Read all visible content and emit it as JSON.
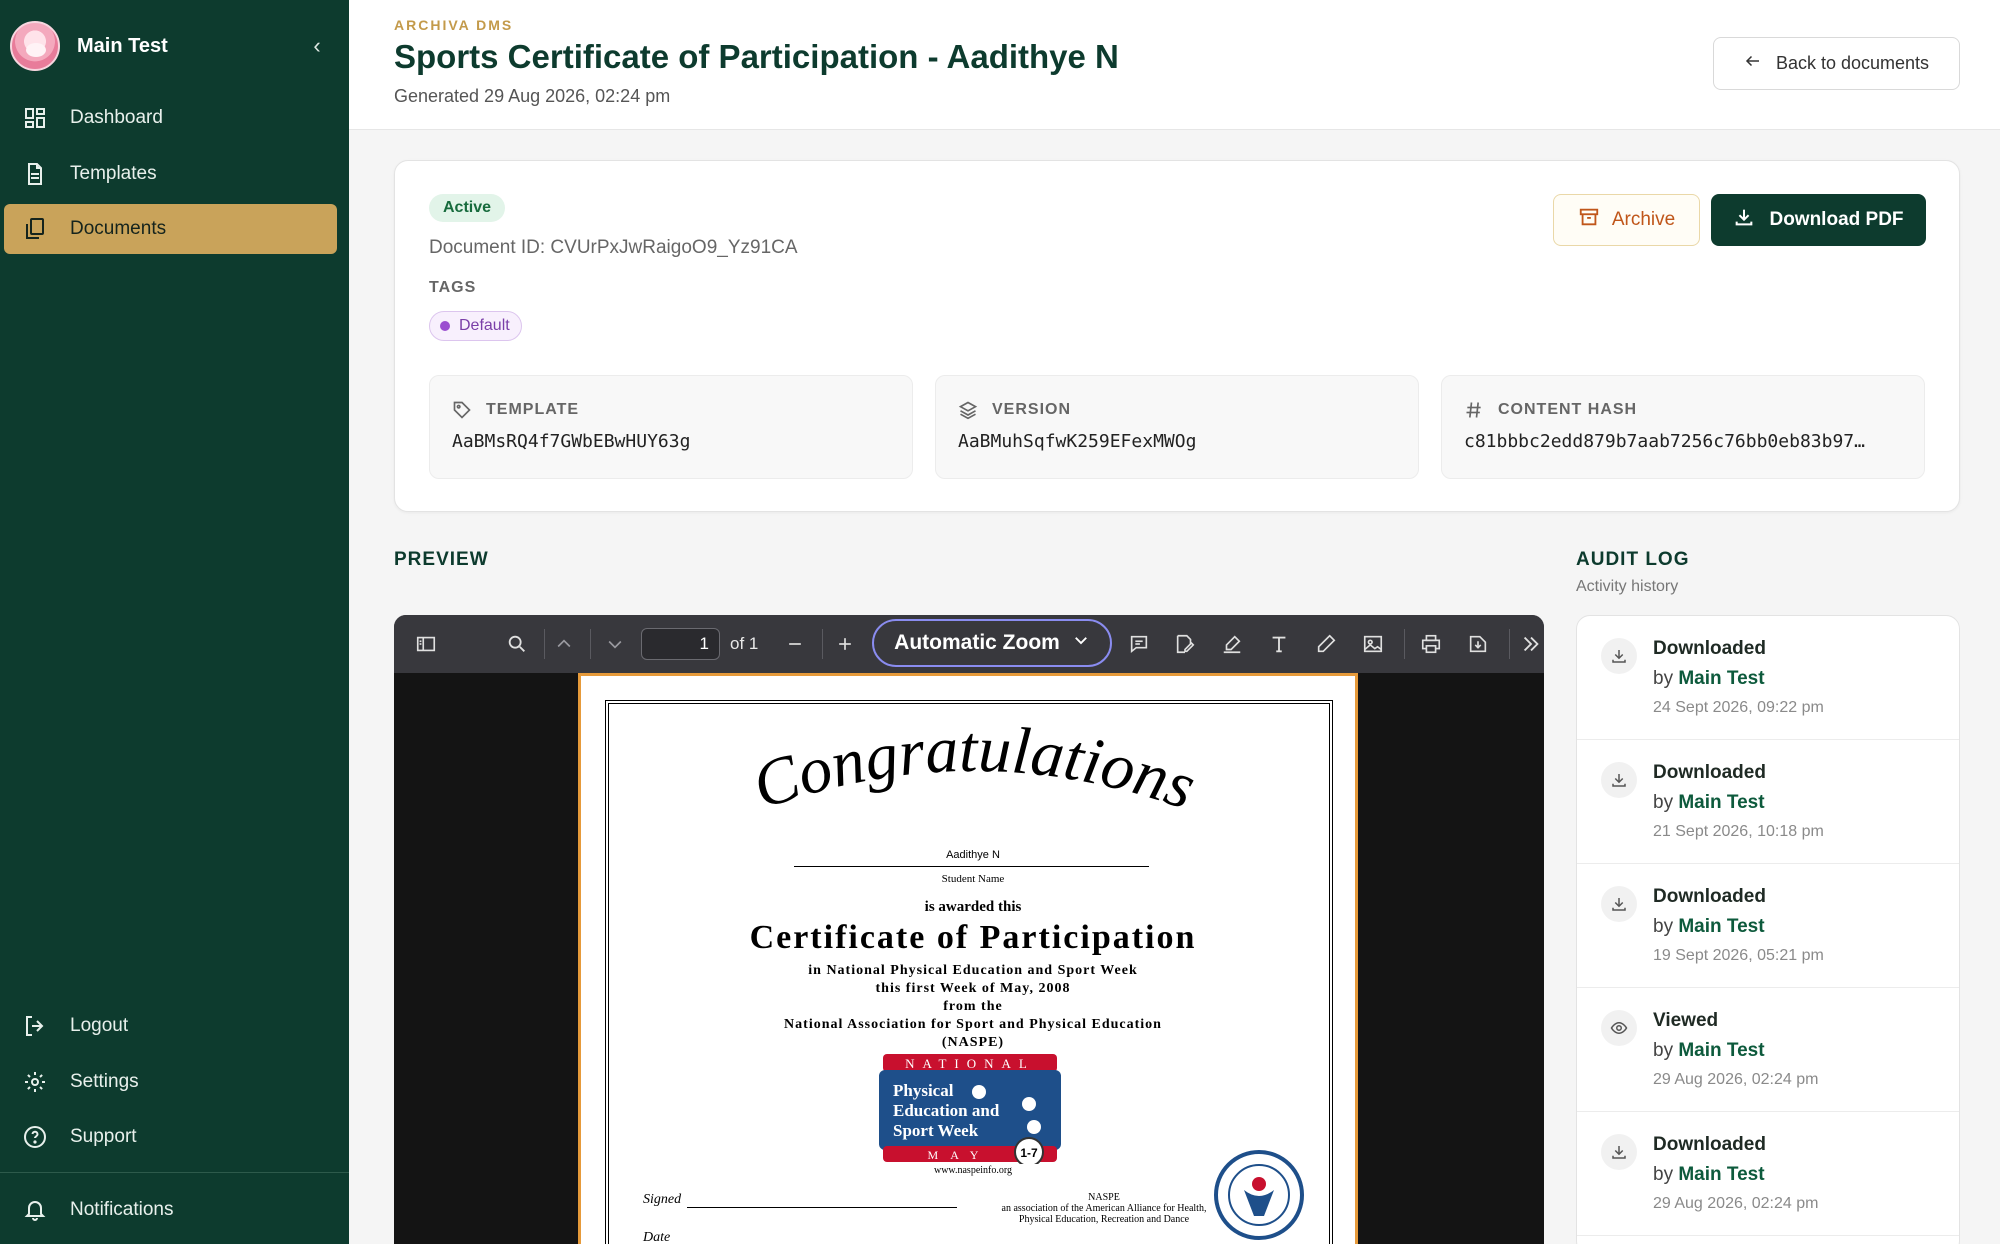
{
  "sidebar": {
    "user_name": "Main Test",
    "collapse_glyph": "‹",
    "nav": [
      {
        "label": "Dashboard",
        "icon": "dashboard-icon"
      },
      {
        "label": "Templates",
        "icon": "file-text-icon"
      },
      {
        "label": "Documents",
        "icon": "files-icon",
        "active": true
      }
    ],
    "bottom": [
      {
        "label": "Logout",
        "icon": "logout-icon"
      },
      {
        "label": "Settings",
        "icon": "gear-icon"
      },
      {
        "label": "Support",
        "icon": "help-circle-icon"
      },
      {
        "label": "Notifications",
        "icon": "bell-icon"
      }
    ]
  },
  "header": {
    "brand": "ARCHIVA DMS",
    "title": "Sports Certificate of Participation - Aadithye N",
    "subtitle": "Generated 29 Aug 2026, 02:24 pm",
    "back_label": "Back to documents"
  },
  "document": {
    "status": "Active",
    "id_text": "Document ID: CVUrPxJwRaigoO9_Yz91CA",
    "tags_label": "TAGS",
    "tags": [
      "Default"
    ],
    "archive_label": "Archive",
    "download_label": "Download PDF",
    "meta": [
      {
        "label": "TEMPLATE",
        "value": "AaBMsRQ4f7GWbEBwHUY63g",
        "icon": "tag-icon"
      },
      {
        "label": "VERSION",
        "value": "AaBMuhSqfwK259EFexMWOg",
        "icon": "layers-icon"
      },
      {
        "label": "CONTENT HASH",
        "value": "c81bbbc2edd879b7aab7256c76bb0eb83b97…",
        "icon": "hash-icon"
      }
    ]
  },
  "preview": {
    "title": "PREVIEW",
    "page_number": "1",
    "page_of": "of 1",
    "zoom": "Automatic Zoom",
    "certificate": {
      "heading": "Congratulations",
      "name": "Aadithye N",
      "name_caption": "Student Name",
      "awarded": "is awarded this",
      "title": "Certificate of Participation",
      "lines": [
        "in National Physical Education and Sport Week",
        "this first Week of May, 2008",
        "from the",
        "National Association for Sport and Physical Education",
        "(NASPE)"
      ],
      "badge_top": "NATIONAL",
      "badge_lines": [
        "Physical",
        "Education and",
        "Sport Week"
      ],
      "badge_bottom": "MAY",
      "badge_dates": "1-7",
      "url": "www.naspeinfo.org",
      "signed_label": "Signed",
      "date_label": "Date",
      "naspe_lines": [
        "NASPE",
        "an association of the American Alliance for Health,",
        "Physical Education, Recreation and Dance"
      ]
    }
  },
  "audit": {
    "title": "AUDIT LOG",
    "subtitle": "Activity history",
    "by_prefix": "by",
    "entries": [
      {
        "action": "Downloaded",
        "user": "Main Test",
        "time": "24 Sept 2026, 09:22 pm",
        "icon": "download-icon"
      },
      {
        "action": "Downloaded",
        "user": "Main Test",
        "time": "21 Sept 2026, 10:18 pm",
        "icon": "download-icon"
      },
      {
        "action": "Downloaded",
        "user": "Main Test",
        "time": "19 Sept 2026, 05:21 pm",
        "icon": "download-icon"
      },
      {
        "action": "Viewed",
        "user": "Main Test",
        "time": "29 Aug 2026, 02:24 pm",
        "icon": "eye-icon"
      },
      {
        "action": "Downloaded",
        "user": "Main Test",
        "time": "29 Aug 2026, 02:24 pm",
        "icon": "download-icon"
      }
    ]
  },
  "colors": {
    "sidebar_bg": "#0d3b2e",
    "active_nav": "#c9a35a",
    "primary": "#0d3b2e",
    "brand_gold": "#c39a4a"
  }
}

### SET PROBLEM
Copy out all lines from the material above that contain the string "value".

### REPLY TO THE EXERCISE
        "value": "AaBMsRQ4f7GWbEBwHUY63g",
        "value": "AaBMuhSqfwK259EFexMWOg",
        "value": "c81bbbc2edd879b7aab7256c76bb0eb83b97…",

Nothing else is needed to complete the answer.